[Exercise details]
Quote the entries that follow exactly, leaving none out.

[BEGIN Given records]

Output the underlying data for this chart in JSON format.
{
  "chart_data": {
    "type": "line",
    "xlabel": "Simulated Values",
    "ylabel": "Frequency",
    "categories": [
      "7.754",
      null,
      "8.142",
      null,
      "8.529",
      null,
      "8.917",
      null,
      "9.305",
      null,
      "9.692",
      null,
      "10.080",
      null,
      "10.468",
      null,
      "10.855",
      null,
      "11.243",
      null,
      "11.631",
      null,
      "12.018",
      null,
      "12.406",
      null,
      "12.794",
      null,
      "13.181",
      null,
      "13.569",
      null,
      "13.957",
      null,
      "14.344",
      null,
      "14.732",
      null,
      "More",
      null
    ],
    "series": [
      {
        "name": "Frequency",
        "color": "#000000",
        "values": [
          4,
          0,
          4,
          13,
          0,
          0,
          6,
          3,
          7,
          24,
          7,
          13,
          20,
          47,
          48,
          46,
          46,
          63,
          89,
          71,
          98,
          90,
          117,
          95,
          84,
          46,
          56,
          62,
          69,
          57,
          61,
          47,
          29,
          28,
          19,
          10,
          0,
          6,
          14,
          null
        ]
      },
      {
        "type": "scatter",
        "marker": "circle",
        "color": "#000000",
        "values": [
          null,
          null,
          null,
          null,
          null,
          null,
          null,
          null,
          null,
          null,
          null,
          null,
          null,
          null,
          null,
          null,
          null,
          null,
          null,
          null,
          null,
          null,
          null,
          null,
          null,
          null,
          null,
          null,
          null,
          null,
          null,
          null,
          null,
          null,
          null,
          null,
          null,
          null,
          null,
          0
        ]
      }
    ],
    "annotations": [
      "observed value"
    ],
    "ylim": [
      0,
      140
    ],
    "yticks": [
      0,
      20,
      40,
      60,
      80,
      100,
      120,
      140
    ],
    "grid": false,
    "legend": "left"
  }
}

[END Given records]

[Task solution]
Output the underlying data for this chart in JSON format.
{
  "chart_data": {
    "type": "line",
    "xlabel": "Simulated Values",
    "ylabel": "Frequency",
    "categories": [
      "7.754",
      null,
      "8.142",
      null,
      "8.529",
      null,
      "8.917",
      null,
      "9.305",
      null,
      "9.692",
      null,
      "10.080",
      null,
      "10.468",
      null,
      "10.855",
      null,
      "11.243",
      null,
      "11.631",
      null,
      "12.018",
      null,
      "12.406",
      null,
      "12.794",
      null,
      "13.181",
      null,
      "13.569",
      null,
      "13.957",
      null,
      "14.344",
      null,
      "14.732",
      null,
      "More",
      null
    ],
    "series": [
      {
        "name": "Frequency",
        "color": "#000000",
        "values": [
          4,
          0,
          4,
          13,
          0,
          0,
          6,
          3,
          7,
          24,
          7,
          13,
          20,
          47,
          48,
          46,
          46,
          63,
          89,
          71,
          98,
          90,
          117,
          95,
          84,
          46,
          56,
          62,
          69,
          57,
          61,
          47,
          29,
          28,
          19,
          10,
          0,
          6,
          14,
          null
        ]
      },
      {
        "type": "scatter",
        "marker": "circle",
        "color": "#000000",
        "values": [
          null,
          null,
          null,
          null,
          null,
          null,
          null,
          null,
          null,
          null,
          null,
          null,
          null,
          null,
          null,
          null,
          null,
          null,
          null,
          null,
          null,
          null,
          null,
          null,
          null,
          null,
          null,
          null,
          null,
          null,
          null,
          null,
          null,
          null,
          null,
          null,
          null,
          null,
          null,
          0
        ]
      }
    ],
    "annotations": [
      "observed value"
    ],
    "ylim": [
      0,
      140
    ],
    "yticks": [
      0,
      20,
      40,
      60,
      80,
      100,
      120,
      140
    ],
    "grid": false,
    "legend": "left"
  }
}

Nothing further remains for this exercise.